**Records for the exercise**

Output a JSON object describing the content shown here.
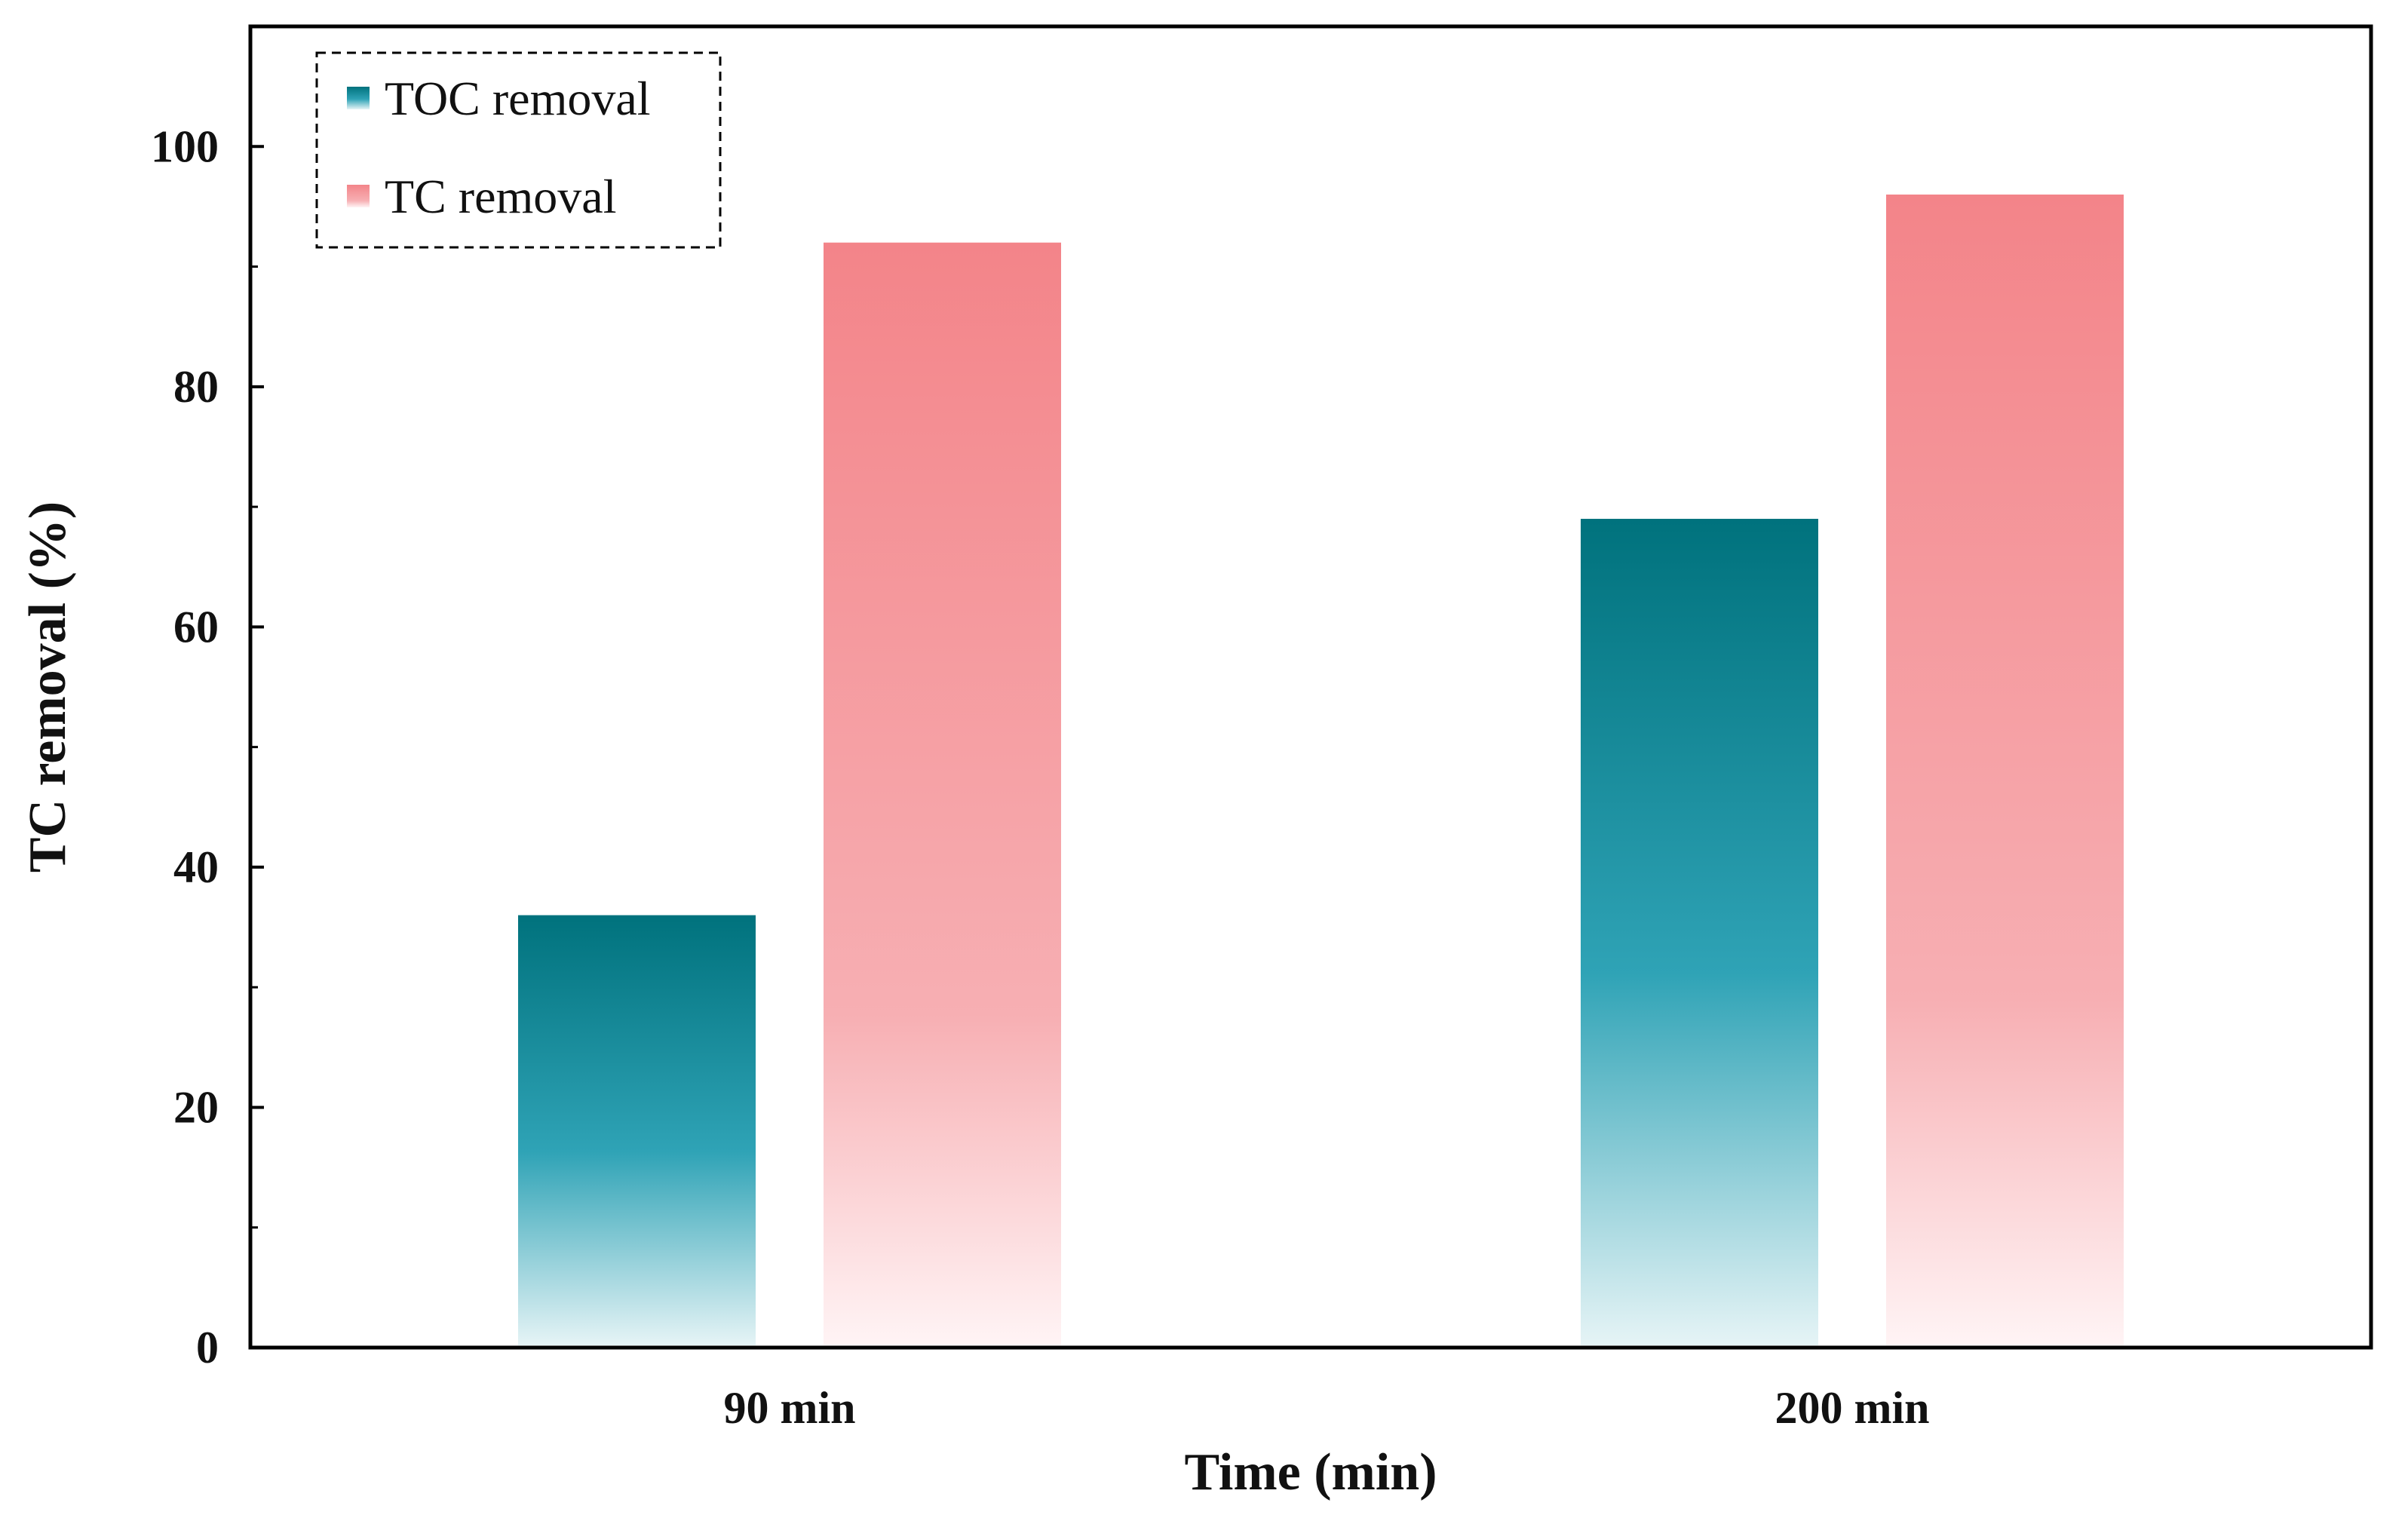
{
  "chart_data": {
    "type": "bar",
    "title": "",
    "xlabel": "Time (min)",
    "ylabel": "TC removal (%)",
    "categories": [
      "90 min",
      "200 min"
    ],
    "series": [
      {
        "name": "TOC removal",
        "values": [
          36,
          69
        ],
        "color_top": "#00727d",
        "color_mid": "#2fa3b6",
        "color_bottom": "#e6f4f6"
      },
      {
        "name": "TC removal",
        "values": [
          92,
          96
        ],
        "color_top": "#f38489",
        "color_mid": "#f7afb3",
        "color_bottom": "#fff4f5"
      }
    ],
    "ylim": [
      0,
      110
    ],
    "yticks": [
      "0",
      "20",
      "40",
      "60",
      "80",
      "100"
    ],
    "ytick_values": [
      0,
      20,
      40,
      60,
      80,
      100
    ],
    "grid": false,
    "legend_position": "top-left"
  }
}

...

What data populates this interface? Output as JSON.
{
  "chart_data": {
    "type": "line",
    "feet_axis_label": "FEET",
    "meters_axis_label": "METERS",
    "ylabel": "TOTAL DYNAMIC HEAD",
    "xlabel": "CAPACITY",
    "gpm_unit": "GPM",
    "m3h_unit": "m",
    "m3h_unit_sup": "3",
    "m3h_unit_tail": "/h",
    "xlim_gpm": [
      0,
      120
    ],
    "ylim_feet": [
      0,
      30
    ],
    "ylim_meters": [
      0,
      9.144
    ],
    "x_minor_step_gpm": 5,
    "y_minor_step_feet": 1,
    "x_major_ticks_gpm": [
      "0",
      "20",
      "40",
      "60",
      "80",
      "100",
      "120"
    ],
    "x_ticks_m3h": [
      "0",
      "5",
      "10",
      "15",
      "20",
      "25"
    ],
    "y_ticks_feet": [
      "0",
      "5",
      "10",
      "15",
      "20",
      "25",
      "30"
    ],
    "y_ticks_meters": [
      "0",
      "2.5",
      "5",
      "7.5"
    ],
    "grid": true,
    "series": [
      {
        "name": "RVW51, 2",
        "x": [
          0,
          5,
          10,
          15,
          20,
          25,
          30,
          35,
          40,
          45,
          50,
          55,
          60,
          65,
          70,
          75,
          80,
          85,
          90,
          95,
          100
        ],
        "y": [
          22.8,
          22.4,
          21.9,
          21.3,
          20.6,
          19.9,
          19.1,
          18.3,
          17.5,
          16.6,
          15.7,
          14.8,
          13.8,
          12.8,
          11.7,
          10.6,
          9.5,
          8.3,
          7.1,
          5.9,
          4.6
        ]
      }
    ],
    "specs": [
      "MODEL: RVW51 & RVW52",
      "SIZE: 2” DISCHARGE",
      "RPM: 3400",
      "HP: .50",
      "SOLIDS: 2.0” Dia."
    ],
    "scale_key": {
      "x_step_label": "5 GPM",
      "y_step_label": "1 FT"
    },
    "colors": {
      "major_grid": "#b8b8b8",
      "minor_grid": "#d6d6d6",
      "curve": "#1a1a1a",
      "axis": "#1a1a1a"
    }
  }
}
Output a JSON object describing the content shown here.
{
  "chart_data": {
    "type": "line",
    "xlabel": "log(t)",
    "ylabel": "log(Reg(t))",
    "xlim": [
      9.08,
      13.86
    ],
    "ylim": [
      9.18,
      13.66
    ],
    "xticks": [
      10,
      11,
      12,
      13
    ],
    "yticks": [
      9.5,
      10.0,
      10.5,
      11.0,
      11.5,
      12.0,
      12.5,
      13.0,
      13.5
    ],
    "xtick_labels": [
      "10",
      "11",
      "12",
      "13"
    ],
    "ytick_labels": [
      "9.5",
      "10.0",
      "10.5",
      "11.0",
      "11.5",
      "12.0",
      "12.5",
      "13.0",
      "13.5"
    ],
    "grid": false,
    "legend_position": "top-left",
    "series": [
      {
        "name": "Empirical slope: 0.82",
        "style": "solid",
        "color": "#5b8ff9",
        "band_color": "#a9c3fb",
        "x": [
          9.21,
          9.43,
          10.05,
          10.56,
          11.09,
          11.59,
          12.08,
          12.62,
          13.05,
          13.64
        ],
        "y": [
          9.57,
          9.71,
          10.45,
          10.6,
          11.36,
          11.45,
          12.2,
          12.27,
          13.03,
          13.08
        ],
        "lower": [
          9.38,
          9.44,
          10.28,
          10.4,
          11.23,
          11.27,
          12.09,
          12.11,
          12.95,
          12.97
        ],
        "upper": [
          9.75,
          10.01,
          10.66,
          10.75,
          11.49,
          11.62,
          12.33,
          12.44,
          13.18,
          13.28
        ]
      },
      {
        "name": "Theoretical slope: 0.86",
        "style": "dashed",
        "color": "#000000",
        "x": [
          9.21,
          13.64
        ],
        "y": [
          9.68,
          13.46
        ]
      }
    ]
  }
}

* * *

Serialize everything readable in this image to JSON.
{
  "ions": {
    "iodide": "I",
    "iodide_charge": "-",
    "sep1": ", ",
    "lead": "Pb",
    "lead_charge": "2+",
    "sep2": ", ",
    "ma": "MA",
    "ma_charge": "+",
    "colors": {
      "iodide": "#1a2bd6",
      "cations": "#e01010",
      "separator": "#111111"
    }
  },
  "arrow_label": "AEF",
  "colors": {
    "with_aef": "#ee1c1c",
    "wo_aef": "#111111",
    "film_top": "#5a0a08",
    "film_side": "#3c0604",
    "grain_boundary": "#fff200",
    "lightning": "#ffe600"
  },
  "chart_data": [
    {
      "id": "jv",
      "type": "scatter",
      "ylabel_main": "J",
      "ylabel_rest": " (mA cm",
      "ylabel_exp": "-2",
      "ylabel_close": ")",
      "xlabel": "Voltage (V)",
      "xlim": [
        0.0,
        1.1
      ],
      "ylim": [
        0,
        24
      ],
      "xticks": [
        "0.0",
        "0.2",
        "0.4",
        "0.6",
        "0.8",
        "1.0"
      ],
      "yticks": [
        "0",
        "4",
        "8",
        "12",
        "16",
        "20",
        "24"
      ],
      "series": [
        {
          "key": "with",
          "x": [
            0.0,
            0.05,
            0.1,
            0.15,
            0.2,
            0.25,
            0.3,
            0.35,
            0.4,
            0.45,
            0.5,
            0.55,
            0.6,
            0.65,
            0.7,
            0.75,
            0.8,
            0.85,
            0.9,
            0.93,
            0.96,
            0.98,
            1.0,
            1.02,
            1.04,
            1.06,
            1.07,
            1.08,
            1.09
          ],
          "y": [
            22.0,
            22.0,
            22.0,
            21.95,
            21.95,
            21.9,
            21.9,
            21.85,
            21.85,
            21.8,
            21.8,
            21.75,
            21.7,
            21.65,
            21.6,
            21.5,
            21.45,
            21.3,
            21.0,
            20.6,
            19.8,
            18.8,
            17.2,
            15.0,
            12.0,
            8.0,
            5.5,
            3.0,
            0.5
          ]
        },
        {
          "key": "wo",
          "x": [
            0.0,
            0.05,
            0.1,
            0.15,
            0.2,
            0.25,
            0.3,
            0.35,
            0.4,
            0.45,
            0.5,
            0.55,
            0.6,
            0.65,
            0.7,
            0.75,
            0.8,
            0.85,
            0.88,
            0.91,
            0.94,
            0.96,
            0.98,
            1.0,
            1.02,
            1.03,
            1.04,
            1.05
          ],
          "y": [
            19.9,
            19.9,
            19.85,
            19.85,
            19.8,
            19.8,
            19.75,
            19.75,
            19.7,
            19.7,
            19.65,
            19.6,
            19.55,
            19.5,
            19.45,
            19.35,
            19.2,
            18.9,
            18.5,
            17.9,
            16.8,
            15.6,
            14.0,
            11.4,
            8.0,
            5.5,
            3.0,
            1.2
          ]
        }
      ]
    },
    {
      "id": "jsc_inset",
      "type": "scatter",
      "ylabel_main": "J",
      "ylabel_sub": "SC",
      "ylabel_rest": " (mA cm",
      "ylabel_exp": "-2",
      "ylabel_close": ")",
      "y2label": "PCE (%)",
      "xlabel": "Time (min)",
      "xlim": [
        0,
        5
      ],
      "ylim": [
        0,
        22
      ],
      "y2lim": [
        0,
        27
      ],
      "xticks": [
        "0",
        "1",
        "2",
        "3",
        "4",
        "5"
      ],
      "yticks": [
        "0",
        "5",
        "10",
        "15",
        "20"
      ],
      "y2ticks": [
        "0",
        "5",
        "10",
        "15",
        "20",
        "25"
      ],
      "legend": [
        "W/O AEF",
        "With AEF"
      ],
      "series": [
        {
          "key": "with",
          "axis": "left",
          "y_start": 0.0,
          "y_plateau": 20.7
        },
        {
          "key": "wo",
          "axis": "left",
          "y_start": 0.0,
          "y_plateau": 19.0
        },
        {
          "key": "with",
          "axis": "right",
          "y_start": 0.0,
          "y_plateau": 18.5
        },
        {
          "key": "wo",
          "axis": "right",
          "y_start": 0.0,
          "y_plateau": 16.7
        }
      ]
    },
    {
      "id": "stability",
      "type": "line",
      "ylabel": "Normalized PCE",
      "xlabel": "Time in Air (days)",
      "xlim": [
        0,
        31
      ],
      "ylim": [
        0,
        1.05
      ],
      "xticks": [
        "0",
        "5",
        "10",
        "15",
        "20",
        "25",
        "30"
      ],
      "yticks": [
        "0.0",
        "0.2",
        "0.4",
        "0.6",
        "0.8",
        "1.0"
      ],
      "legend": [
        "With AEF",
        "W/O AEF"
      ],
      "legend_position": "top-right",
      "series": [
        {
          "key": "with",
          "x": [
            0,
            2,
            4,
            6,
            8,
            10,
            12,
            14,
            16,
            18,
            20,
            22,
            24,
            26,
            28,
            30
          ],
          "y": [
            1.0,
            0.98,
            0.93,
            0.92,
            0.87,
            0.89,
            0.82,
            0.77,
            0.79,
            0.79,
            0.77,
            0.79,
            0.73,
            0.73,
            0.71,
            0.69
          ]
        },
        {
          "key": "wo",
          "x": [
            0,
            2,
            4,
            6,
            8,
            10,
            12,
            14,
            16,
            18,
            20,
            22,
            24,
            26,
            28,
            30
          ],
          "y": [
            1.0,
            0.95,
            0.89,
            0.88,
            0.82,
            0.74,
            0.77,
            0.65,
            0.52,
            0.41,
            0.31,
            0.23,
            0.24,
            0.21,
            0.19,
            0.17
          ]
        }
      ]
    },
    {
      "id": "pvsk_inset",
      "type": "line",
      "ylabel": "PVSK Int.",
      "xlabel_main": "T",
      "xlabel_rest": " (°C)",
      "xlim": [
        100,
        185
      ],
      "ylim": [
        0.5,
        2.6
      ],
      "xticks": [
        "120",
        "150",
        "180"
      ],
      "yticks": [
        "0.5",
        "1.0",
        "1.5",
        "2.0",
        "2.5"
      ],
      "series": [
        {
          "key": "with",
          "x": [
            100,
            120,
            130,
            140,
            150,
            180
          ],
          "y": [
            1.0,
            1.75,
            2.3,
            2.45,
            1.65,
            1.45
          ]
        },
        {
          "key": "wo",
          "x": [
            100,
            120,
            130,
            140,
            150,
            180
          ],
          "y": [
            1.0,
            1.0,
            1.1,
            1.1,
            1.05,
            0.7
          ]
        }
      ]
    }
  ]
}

**What is needed**
Write out every line of the listing that holds the word "name".

**Answer to this exercise**
        "name": "TOC removal",
        "name": "TC removal",
        "name": "RVW51, 2",
        "name": "Empirical slope: 0.82",
        "name": "Theoretical slope: 0.86",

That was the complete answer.